Dataset records:

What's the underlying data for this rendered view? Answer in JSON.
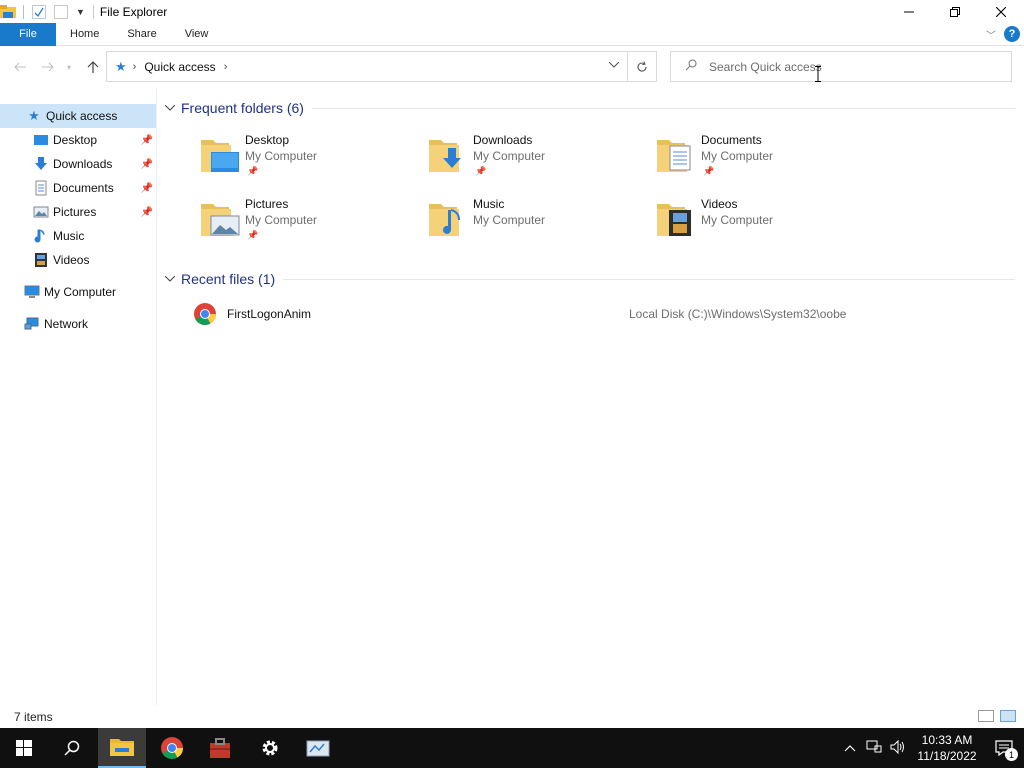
{
  "window": {
    "title": "File Explorer"
  },
  "ribbon": {
    "tabs": [
      "File",
      "Home",
      "Share",
      "View"
    ],
    "help": "?"
  },
  "address": {
    "location": "Quick access",
    "search_placeholder": "Search Quick access"
  },
  "nav": {
    "quick_access": "Quick access",
    "items": [
      {
        "label": "Desktop",
        "icon": "desktop-icon",
        "pinned": true
      },
      {
        "label": "Downloads",
        "icon": "downloads-icon",
        "pinned": true
      },
      {
        "label": "Documents",
        "icon": "documents-icon",
        "pinned": true
      },
      {
        "label": "Pictures",
        "icon": "pictures-icon",
        "pinned": true
      },
      {
        "label": "Music",
        "icon": "music-icon",
        "pinned": false
      },
      {
        "label": "Videos",
        "icon": "videos-icon",
        "pinned": false
      }
    ],
    "my_computer": "My Computer",
    "network": "Network"
  },
  "frequent": {
    "header": "Frequent folders (6)",
    "folders": [
      {
        "name": "Desktop",
        "location": "My Computer",
        "pinned": true
      },
      {
        "name": "Downloads",
        "location": "My Computer",
        "pinned": true
      },
      {
        "name": "Documents",
        "location": "My Computer",
        "pinned": true
      },
      {
        "name": "Pictures",
        "location": "My Computer",
        "pinned": true
      },
      {
        "name": "Music",
        "location": "My Computer",
        "pinned": false
      },
      {
        "name": "Videos",
        "location": "My Computer",
        "pinned": false
      }
    ]
  },
  "recent": {
    "header": "Recent files (1)",
    "files": [
      {
        "name": "FirstLogonAnim",
        "path": "Local Disk (C:)\\Windows\\System32\\oobe",
        "icon": "chrome-icon"
      }
    ]
  },
  "status": {
    "items": "7 items"
  },
  "taskbar": {
    "time": "10:33 AM",
    "date": "11/18/2022",
    "notification_count": "1"
  },
  "colors": {
    "accent": "#1979ca",
    "selection": "#cce4f7",
    "section_title": "#1e3287",
    "taskbar": "#101010"
  }
}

Stated exercise: From the records given above, reproduce all text exactly and exclude each picture.

Full output:
What's the underlying data for this rendered view? Answer in JSON.
{
  "window": {
    "title": "File Explorer"
  },
  "ribbon": {
    "tabs": [
      "File",
      "Home",
      "Share",
      "View"
    ],
    "help": "?"
  },
  "address": {
    "location": "Quick access",
    "search_placeholder": "Search Quick access"
  },
  "nav": {
    "quick_access": "Quick access",
    "items": [
      {
        "label": "Desktop",
        "icon": "desktop-icon",
        "pinned": true
      },
      {
        "label": "Downloads",
        "icon": "downloads-icon",
        "pinned": true
      },
      {
        "label": "Documents",
        "icon": "documents-icon",
        "pinned": true
      },
      {
        "label": "Pictures",
        "icon": "pictures-icon",
        "pinned": true
      },
      {
        "label": "Music",
        "icon": "music-icon",
        "pinned": false
      },
      {
        "label": "Videos",
        "icon": "videos-icon",
        "pinned": false
      }
    ],
    "my_computer": "My Computer",
    "network": "Network"
  },
  "frequent": {
    "header": "Frequent folders (6)",
    "folders": [
      {
        "name": "Desktop",
        "location": "My Computer",
        "pinned": true
      },
      {
        "name": "Downloads",
        "location": "My Computer",
        "pinned": true
      },
      {
        "name": "Documents",
        "location": "My Computer",
        "pinned": true
      },
      {
        "name": "Pictures",
        "location": "My Computer",
        "pinned": true
      },
      {
        "name": "Music",
        "location": "My Computer",
        "pinned": false
      },
      {
        "name": "Videos",
        "location": "My Computer",
        "pinned": false
      }
    ]
  },
  "recent": {
    "header": "Recent files (1)",
    "files": [
      {
        "name": "FirstLogonAnim",
        "path": "Local Disk (C:)\\Windows\\System32\\oobe",
        "icon": "chrome-icon"
      }
    ]
  },
  "status": {
    "items": "7 items"
  },
  "taskbar": {
    "time": "10:33 AM",
    "date": "11/18/2022",
    "notification_count": "1"
  },
  "colors": {
    "accent": "#1979ca",
    "selection": "#cce4f7",
    "section_title": "#1e3287",
    "taskbar": "#101010"
  }
}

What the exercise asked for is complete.